**Problem to solve:**
Find how many lines of the listing below include the word "CANDIED", then report the number by itself.

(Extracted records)

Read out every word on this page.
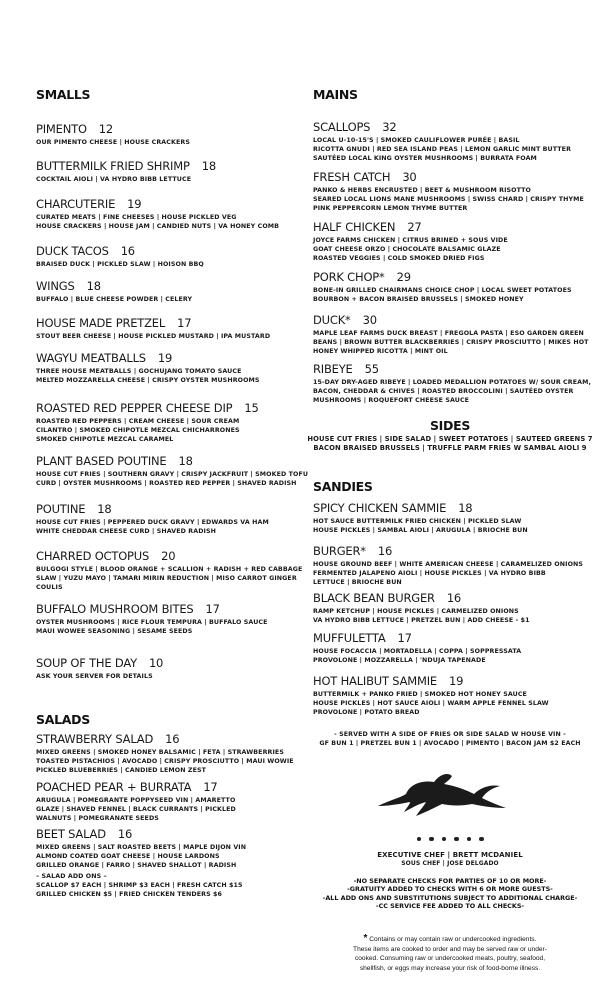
SMALLS
PIMENTO 12
OUR PIMENTO CHEESE | HOUSE CRACKERS
BUTTERMILK FRIED SHRIMP 18
COCKTAIL AIOLI | VA HYDRO BIBB LETTUCE
CHARCUTERIE 19
CURATED MEATS | FINE CHEESES | HOUSE PICKLED VEG
HOUSE CRACKERS | HOUSE JAM | CANDIED NUTS | VA HONEY COMB
DUCK TACOS 16
BRAISED DUCK | PICKLED SLAW | HOISON BBQ
WINGS 18
BUFFALO | BLUE CHEESE POWDER | CELERY
HOUSE MADE PRETZEL 17
STOUT BEER CHEESE | HOUSE PICKLED MUSTARD | IPA MUSTARD
WAGYU MEATBALLS 19
THREE HOUSE MEATBALLS | GOCHUJANG TOMATO SAUCE
MELTED MOZZARELLA CHEESE | CRISPY OYSTER MUSHROOMS
ROASTED RED PEPPER CHEESE DIP 15
ROASTED RED PEPPERS | CREAM CHEESE | SOUR CREAM
CILANTRO | SMOKED CHIPOTLE MEZCAL CHICHARRONES
SMOKED CHIPOTLE MEZCAL CARAMEL
PLANT BASED POUTINE 18
HOUSE CUT FRIES | SOUTHERN GRAVY | CRISPY JACKFRUIT | SMOKED TOFU
CURD | OYSTER MUSHROOMS | ROASTED RED PEPPER | SHAVED RADISH
POUTINE 18
HOUSE CUT FRIES | PEPPERED DUCK GRAVY | EDWARDS VA HAM
WHITE CHEDDAR CHEESE CURD | SHAVED RADISH
CHARRED OCTOPUS 20
BULGOGI STYLE | BLOOD ORANGE + SCALLION + RADISH + RED CABBAGE
SLAW | YUZU MAYO | TAMARI MIRIN REDUCTION | MISO CARROT GINGER
COULIS
BUFFALO MUSHROOM BITES 17
OYSTER MUSHROOMS | RICE FLOUR TEMPURA | BUFFALO SAUCE
MAUI WOWEE SEASONING | SESAME SEEDS
SOUP OF THE DAY 10
ASK YOUR SERVER FOR DETAILS
SALADS
STRAWBERRY SALAD 16
MIXED GREENS | SMOKED HONEY BALSAMIC | FETA | STRAWBERRIES
TOASTED PISTACHIOS | AVOCADO | CRISPY PROSCIUTTO | MAUI WOWIE
PICKLED BLUEBERRIES | CANDIED LEMON ZEST
POACHED PEAR + BURRATA 17
ARUGULA | POMEGRANTE POPPYSEED VIN | AMARETTO
GLAZE | SHAVED FENNEL | BLACK CURRANTS | PICKLED
WALNUTS | POMEGRANATE SEEDS
BEET SALAD 16
MIXED GREENS | SALT ROASTED BEETS | MAPLE DIJON VIN
ALMOND COATED GOAT CHEESE | HOUSE LARDONS
GRILLED ORANGE | FARRO | SHAVED SHALLOT | RADISH
MAINS
SCALLOPS 32
LOCAL U-10-15'S | SMOKED CAULIFLOWER PURÉE | BASIL
RICOTTA GNUDI | RED SEA ISLAND PEAS | LEMON GARLIC MINT BUTTER
SAUTÉED LOCAL KING OYSTER MUSHROOMS | BURRATA FOAM
FRESH CATCH 30
PANKO & HERBS ENCRUSTED | BEET & MUSHROOM RISOTTO
SEARED LOCAL LIONS MANE MUSHROOMS | SWISS CHARD | CRISPY THYME
PINK PEPPERCORN LEMON THYME BUTTER
HALF CHICKEN 27
JOYCE FARMS CHICKEN | CITRUS BRINED + SOUS VIDE
GOAT CHEESE ORZO | CHOCOLATE BALSAMIC GLAZE
ROASTED VEGGIES | COLD SMOKED DRIED FIGS
PORK CHOP* 29
BONE-IN GRILLED CHAIRMANS CHOICE CHOP | LOCAL SWEET POTATOES
BOURBON + BACON BRAISED BRUSSELS | SMOKED HONEY
DUCK* 30
MAPLE LEAF FARMS DUCK BREAST | FREGOLA PASTA | ESO GARDEN GREEN
BEANS | BROWN BUTTER BLACKBERRIES | CRISPY PROSCIUTTO | MIKES HOT
HONEY WHIPPED RICOTTA | MINT OIL
RIBEYE 55
15-DAY DRY-AGED RIBEYE | LOADED MEDALLION POTATOES W/ SOUR CREAM,
BACON, CHEDDAR & CHIVES | ROASTED BROCCOLINI | SAUTÉED OYSTER
MUSHROOMS | ROQUEFORT CHEESE SAUCE
SANDIES
SPICY CHICKEN SAMMIE 18
HOT SAUCE BUTTERMILK FRIED CHICKEN | PICKLED SLAW
HOUSE PICKLES | SAMBAL AIOLI | ARUGULA | BRIOCHE BUN
BURGER* 16
HOUSE GROUND BEEF | WHITE AMERICAN CHEESE | CARAMELIZED ONIONS
FERMENTED JALAPENO AIOLI | HOUSE PICKLES | VA HYDRO BIBB
LETTUCE | BRIOCHE BUN
BLACK BEAN BURGER 16
RAMP KETCHUP | HOUSE PICKLES | CARMELIZED ONIONS
VA HYDRO BIBB LETTUCE | PRETZEL BUN | ADD CHEESE - $1
MUFFULETTA 17
HOUSE FOCACCIA | MORTADELLA | COPPA | SOPPRESSATA
PROVOLONE | MOZZARELLA | 'NDUJA TAPENADE
HOT HALIBUT SAMMIE 19
BUTTERMILK + PANKO FRIED | SMOKED HOT HONEY SAUCE
HOUSE PICKLES | HOT SAUCE AIOLI | WARM APPLE FENNEL SLAW
PROVOLONE | POTATO BREAD
– SALAD ADD ONS –
SCALLOP $7 EACH | SHRIMP $3 EACH | FRESH CATCH $15
GRILLED CHICKEN $5 | FRIED CHICKEN TENDERS $6
SIDES
HOUSE CUT FRIES | SIDE SALAD | SWEET POTATOES | SAUTEED GREENS 7
BACON BRAISED BRUSSELS | TRUFFLE PARM FRIES W SAMBAL AIOLI 9
- SERVED WITH A SIDE OF FRIES OR SIDE SALAD W HOUSE VIN -
GF BUN 1 | PRETZEL BUN 1 | AVOCADO | PIMENTO | BACON JAM $2 EACH
EXECUTIVE CHEF | BRETT MCDANIEL
SOUS CHEF | JOSE DELGADO
-NO SEPARATE CHECKS FOR PARTIES OF 10 OR MORE-
-GRATUITY ADDED TO CHECKS WITH 6 OR MORE GUESTS-
-ALL ADD ONS AND SUBSTITUTIONS SUBJECT TO ADDITIONAL CHARGE-
-CC SERVICE FEE ADDED TO ALL CHECKS-
* Contains or may contain raw or undercooked ingredients.
These items are cooked to order and may be served raw or under-
cooked. Consuming raw or undercooked meats, poultry, seafood,
shellfish, or eggs may increase your risk of food-borne illness.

**The result:**
2